══ DATA SUPPLIED
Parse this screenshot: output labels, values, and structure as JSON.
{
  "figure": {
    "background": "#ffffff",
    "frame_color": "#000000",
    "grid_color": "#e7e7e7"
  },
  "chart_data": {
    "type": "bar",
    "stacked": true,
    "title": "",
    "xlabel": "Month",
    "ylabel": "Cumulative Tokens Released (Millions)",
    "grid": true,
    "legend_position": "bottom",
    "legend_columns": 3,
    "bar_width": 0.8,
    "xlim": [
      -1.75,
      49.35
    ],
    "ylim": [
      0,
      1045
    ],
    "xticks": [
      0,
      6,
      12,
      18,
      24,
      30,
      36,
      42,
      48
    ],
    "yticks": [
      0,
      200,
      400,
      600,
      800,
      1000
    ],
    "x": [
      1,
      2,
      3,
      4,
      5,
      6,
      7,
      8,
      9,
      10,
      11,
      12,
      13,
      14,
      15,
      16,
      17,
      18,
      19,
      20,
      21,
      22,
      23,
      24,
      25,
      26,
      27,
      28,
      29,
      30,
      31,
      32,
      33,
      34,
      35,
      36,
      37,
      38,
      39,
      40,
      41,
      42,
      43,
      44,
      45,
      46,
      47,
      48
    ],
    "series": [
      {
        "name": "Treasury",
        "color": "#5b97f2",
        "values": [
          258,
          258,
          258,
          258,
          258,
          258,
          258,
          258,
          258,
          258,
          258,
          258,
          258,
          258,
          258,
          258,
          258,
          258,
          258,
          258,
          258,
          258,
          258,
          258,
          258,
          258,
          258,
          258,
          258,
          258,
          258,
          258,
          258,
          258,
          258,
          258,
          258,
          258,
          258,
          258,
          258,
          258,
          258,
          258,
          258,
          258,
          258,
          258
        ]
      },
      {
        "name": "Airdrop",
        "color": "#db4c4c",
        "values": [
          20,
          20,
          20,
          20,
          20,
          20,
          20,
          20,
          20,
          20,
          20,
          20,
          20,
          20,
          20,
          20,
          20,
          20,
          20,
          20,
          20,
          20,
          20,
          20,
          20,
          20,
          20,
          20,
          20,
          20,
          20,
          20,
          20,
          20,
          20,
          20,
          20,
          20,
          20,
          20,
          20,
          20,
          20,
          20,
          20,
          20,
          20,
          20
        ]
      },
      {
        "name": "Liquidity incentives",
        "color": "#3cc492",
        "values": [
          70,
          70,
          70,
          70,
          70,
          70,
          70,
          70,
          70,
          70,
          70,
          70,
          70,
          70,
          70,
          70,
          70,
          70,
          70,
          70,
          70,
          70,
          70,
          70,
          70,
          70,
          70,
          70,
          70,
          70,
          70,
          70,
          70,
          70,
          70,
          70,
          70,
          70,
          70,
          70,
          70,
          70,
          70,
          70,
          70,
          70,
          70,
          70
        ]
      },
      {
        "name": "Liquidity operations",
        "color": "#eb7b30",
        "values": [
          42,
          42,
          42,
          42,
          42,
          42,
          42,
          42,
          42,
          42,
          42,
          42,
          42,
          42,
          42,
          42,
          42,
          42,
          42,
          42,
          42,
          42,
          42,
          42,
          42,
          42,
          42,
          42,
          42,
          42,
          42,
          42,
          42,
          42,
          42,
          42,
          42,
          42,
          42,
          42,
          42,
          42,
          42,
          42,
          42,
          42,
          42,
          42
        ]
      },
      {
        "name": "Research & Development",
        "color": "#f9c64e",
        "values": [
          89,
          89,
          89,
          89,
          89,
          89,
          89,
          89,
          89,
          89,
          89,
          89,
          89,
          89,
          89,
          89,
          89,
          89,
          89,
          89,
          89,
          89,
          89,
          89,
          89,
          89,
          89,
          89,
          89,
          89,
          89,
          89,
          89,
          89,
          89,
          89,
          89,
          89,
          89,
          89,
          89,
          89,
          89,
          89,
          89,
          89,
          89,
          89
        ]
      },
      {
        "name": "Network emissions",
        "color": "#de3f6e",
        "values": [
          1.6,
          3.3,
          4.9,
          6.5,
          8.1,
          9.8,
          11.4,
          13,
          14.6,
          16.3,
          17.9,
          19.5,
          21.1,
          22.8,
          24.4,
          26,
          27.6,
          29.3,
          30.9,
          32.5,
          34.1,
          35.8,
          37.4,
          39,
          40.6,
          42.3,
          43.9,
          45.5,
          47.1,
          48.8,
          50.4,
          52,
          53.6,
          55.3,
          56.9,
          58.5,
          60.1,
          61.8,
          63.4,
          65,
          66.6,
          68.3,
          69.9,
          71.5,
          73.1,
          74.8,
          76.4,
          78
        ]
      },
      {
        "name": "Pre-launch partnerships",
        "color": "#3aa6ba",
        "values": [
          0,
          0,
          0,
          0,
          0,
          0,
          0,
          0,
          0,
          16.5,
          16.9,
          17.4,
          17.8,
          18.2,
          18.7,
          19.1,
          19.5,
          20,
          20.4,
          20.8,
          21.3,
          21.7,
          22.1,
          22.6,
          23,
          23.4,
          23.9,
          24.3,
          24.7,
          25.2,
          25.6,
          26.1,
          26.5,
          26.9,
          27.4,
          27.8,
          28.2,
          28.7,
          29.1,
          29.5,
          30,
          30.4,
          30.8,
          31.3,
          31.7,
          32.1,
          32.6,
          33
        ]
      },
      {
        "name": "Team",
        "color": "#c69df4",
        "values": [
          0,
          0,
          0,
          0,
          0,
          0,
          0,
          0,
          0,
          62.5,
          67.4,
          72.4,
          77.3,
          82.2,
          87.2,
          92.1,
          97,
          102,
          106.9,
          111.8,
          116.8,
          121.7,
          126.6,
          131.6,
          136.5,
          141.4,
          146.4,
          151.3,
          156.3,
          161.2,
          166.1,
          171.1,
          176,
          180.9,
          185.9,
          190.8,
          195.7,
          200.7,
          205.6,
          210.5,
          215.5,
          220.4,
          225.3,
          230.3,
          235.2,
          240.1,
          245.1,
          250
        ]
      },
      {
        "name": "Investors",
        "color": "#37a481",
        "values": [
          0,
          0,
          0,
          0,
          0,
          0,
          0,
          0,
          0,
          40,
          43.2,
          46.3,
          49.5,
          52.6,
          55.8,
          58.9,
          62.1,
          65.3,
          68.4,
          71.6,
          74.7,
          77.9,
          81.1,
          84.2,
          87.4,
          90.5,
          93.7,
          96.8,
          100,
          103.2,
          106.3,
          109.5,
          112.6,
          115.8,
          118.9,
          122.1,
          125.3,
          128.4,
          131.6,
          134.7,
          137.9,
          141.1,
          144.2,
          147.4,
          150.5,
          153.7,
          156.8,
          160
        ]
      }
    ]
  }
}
════
* AIM: Show the lines that mention the word "name".

* RESPONSE:
        "name": "Treasury",
        "name": "Airdrop",
        "name": "Liquidity incentives",
        "name": "Liquidity operations",
        "name": "Research & Development",
        "name": "Network emissions",
        "name": "Pre-launch partnerships",
        "name": "Team",
        "name": "Investors",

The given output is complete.